• **What is expected**
Return every line of the records below verbatim, with no pictures in the copy.

• **Record extracts**

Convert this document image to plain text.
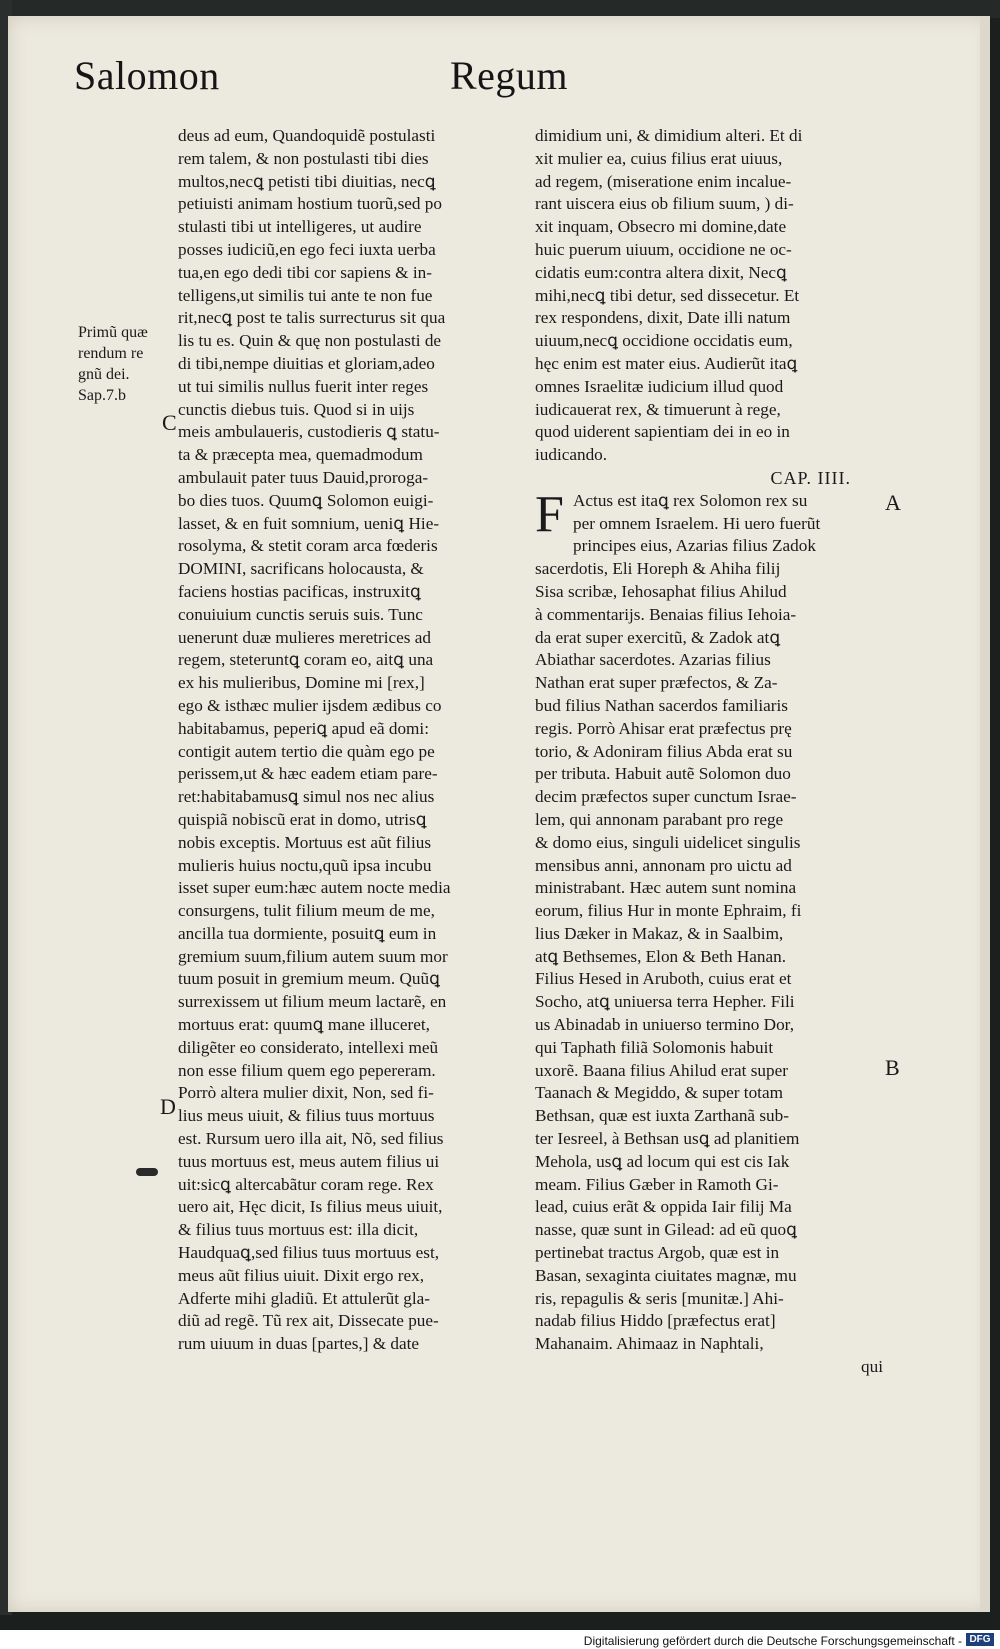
Salomon	Regum
Primũ quæ
rendum re
gnũ dei.
Sap.7.b
C
D
A
B
deus ad eum, Quandoquidẽ postulasti
rem talem, & non postulasti tibi dies
multos,necꝗ petisti tibi diuitias, necꝗ
petiuisti animam hostium tuorũ,sed po
stulasti tibi ut intelligeres, ut audire
posses iudiciũ,en ego feci iuxta uerba
tua,en ego dedi tibi cor sapiens & in-
telligens,ut similis tui ante te non fue
rit,necꝗ post te talis surrecturus sit qua
lis tu es. Quin & quę non postulasti de
di tibi,nempe diuitias et gloriam,adeo
ut tui similis nullus fuerit inter reges
cunctis diebus tuis. Quod si in uijs
meis ambulaueris, custodieris ꝗ statu-
ta & præcepta mea, quemadmodum
ambulauit pater tuus Dauid,proroga-
bo dies tuos. Quumꝗ Solomon euigi-
lasset, & en fuit somnium, ueniꝗ Hie-
rosolyma, & stetit coram arca fœderis
DOMINI, sacrificans holocausta, &
faciens hostias pacificas, instruxitꝗ
conuiuium cunctis seruis suis. Tunc
uenerunt duæ mulieres meretrices ad
regem, steteruntꝗ coram eo, aitꝗ una
ex his mulieribus, Domine mi [rex,]
ego & isthæc mulier ijsdem ædibus co
habitabamus, peperiꝗ apud eã domi:
contigit autem tertio die quàm ego pe
perissem,ut & hæc eadem etiam pare-
ret:habitabamusꝗ simul nos nec alius
quispiã nobiscũ erat in domo, utrisꝗ
nobis exceptis. Mortuus est aũt filius
mulieris huius noctu,quũ ipsa incubu
isset super eum:hæc autem nocte media
consurgens, tulit filium meum de me,
ancilla tua dormiente, posuitꝗ eum in
gremium suum,filium autem suum mor
tuum posuit in gremium meum. Quũꝗ
surrexissem ut filium meum lactarẽ, en
mortuus erat: quumꝗ mane illuceret,
diligẽter eo considerato, intellexi meũ
non esse filium quem ego pepereram.
Porrò altera mulier dixit, Non, sed fi-
lius meus uiuit, & filius tuus mortuus
est. Rursum uero illa ait, Nõ, sed filius
tuus mortuus est, meus autem filius ui
uit:sicꝗ altercabãtur coram rege. Rex
uero ait, Hęc dicit, Is filius meus uiuit,
& filius tuus mortuus est: illa dicit,
Haudquaꝗ,sed filius tuus mortuus est,
meus aũt filius uiuit. Dixit ergo rex,
Adferte mihi gladiũ. Et attulerũt gla-
diũ ad regẽ. Tũ rex ait, Dissecate pue-
rum uiuum in duas [partes,] & date
dimidium uni, & dimidium alteri. Et di
xit mulier ea, cuius filius erat uiuus,
ad regem, (miseratione enim incalue-
rant uiscera eius ob filium suum, ) di-
xit inquam, Obsecro mi domine,date
huic puerum uiuum, occidione ne oc-
cidatis eum:contra altera dixit, Necꝗ
mihi,necꝗ tibi detur, sed dissecetur. Et
rex respondens, dixit, Date illi natum
uiuum,necꝗ occidione occidatis eum,
hęc enim est mater eius. Audierũt itaꝗ
omnes Israelitæ iudicium illud quod
iudicauerat rex, & timuerunt à rege,
quod uiderent sapientiam dei in eo in
iudicando.
CAP. IIII.
F Actus est itaꝗ rex Solomon rex su
per omnem Israelem. Hi uero fuerũt
principes eius, Azarias filius Zadok
sacerdotis, Eli Horeph & Ahiha filij
Sisa scribæ, Iehosaphat filius Ahilud
à commentarijs. Benaias filius Iehoia-
da erat super exercitũ, & Zadok atꝗ
Abiathar sacerdotes. Azarias filius
Nathan erat super præfectos, & Za-
bud filius Nathan sacerdos familiaris
regis. Porrò Ahisar erat præfectus prę
torio, & Adoniram filius Abda erat su
per tributa. Habuit autẽ Solomon duo
decim præfectos super cunctum Israe-
lem, qui annonam parabant pro rege
& domo eius, singuli uidelicet singulis
mensibus anni, annonam pro uictu ad
ministrabant. Hæc autem sunt nomina
eorum, filius Hur in monte Ephraim, fi
lius Dæker in Makaz, & in Saalbim,
atꝗ Bethsemes, Elon & Beth Hanan.
Filius Hesed in Aruboth, cuius erat et
Socho, atꝗ uniuersa terra Hepher. Fili
us Abinadab in uniuerso termino Dor,
qui Taphath filiã Solomonis habuit
uxorẽ. Baana filius Ahilud erat super
Taanach & Megiddo, & super totam
Bethsan, quæ est iuxta Zarthanã sub-
ter Iesreel, à Bethsan usꝗ ad planitiem
Mehola, usꝗ ad locum qui est cis Iak
meam. Filius Gæber in Ramoth Gi-
lead, cuius erãt & oppida Iair filij Ma
nasse, quæ sunt in Gilead: ad eũ quoꝗ
pertinebat tractus Argob, quæ est in
Basan, sexaginta ciuitates magnæ, mu
ris, repagulis & seris [munitæ.] Ahi-
nadab filius Hiddo [præfectus erat]
Mahanaim. Ahimaaz in Naphtali,
qui
Digitalisierung gefördert durch die Deutsche Forschungsgemeinschaft - DFG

• **Completed task**
Convert this document image to plain text.
Salomon	Regum
Primũ quæ
rendum re
gnũ dei.
Sap.7.b
C
D
A
B
deus ad eum, Quandoquidẽ postulasti
rem talem, & non postulasti tibi dies
multos,necꝗ petisti tibi diuitias, necꝗ
petiuisti animam hostium tuorũ,sed po
stulasti tibi ut intelligeres, ut audire
posses iudiciũ,en ego feci iuxta uerba
tua,en ego dedi tibi cor sapiens & in-
telligens,ut similis tui ante te non fue
rit,necꝗ post te talis surrecturus sit qua
lis tu es. Quin & quę non postulasti de
di tibi,nempe diuitias et gloriam,adeo
ut tui similis nullus fuerit inter reges
cunctis diebus tuis. Quod si in uijs
meis ambulaueris, custodieris ꝗ statu-
ta & præcepta mea, quemadmodum
ambulauit pater tuus Dauid,proroga-
bo dies tuos. Quumꝗ Solomon euigi-
lasset, & en fuit somnium, ueniꝗ Hie-
rosolyma, & stetit coram arca fœderis
DOMINI, sacrificans holocausta, &
faciens hostias pacificas, instruxitꝗ
conuiuium cunctis seruis suis. Tunc
uenerunt duæ mulieres meretrices ad
regem, steteruntꝗ coram eo, aitꝗ una
ex his mulieribus, Domine mi [rex,]
ego & isthæc mulier ijsdem ædibus co
habitabamus, peperiꝗ apud eã domi:
contigit autem tertio die quàm ego pe
perissem,ut & hæc eadem etiam pare-
ret:habitabamusꝗ simul nos nec alius
quispiã nobiscũ erat in domo, utrisꝗ
nobis exceptis. Mortuus est aũt filius
mulieris huius noctu,quũ ipsa incubu
isset super eum:hæc autem nocte media
consurgens, tulit filium meum de me,
ancilla tua dormiente, posuitꝗ eum in
gremium suum,filium autem suum mor
tuum posuit in gremium meum. Quũꝗ
surrexissem ut filium meum lactarẽ, en
mortuus erat: quumꝗ mane illuceret,
diligẽter eo considerato, intellexi meũ
non esse filium quem ego pepereram.
Porrò altera mulier dixit, Non, sed fi-
lius meus uiuit, & filius tuus mortuus
est. Rursum uero illa ait, Nõ, sed filius
tuus mortuus est, meus autem filius ui
uit:sicꝗ altercabãtur coram rege. Rex
uero ait, Hęc dicit, Is filius meus uiuit,
& filius tuus mortuus est: illa dicit,
Haudquaꝗ,sed filius tuus mortuus est,
meus aũt filius uiuit. Dixit ergo rex,
Adferte mihi gladiũ. Et attulerũt gla-
diũ ad regẽ. Tũ rex ait, Dissecate pue-
rum uiuum in duas [partes,] & date
dimidium uni, & dimidium alteri. Et di
xit mulier ea, cuius filius erat uiuus,
ad regem, (miseratione enim incalue-
rant uiscera eius ob filium suum, ) di-
xit inquam, Obsecro mi domine,date
huic puerum uiuum, occidione ne oc-
cidatis eum:contra altera dixit, Necꝗ
mihi,necꝗ tibi detur, sed dissecetur. Et
rex respondens, dixit, Date illi natum
uiuum,necꝗ occidione occidatis eum,
hęc enim est mater eius. Audierũt itaꝗ
omnes Israelitæ iudicium illud quod
iudicauerat rex, & timuerunt à rege,
quod uiderent sapientiam dei in eo in
iudicando.
CAP. IIII.
F Actus est itaꝗ rex Solomon rex su
per omnem Israelem. Hi uero fuerũt
principes eius, Azarias filius Zadok
sacerdotis, Eli Horeph & Ahiha filij
Sisa scribæ, Iehosaphat filius Ahilud
à commentarijs. Benaias filius Iehoia-
da erat super exercitũ, & Zadok atꝗ
Abiathar sacerdotes. Azarias filius
Nathan erat super præfectos, & Za-
bud filius Nathan sacerdos familiaris
regis. Porrò Ahisar erat præfectus prę
torio, & Adoniram filius Abda erat su
per tributa. Habuit autẽ Solomon duo
decim præfectos super cunctum Israe-
lem, qui annonam parabant pro rege
& domo eius, singuli uidelicet singulis
mensibus anni, annonam pro uictu ad
ministrabant. Hæc autem sunt nomina
eorum, filius Hur in monte Ephraim, fi
lius Dæker in Makaz, & in Saalbim,
atꝗ Bethsemes, Elon & Beth Hanan.
Filius Hesed in Aruboth, cuius erat et
Socho, atꝗ uniuersa terra Hepher. Fili
us Abinadab in uniuerso termino Dor,
qui Taphath filiã Solomonis habuit
uxorẽ. Baana filius Ahilud erat super
Taanach & Megiddo, & super totam
Bethsan, quæ est iuxta Zarthanã sub-
ter Iesreel, à Bethsan usꝗ ad planitiem
Mehola, usꝗ ad locum qui est cis Iak
meam. Filius Gæber in Ramoth Gi-
lead, cuius erãt & oppida Iair filij Ma
nasse, quæ sunt in Gilead: ad eũ quoꝗ
pertinebat tractus Argob, quæ est in
Basan, sexaginta ciuitates magnæ, mu
ris, repagulis & seris [munitæ.] Ahi-
nadab filius Hiddo [præfectus erat]
Mahanaim. Ahimaaz in Naphtali,
qui
Digitalisierung gefördert durch die Deutsche Forschungsgemeinschaft - DFG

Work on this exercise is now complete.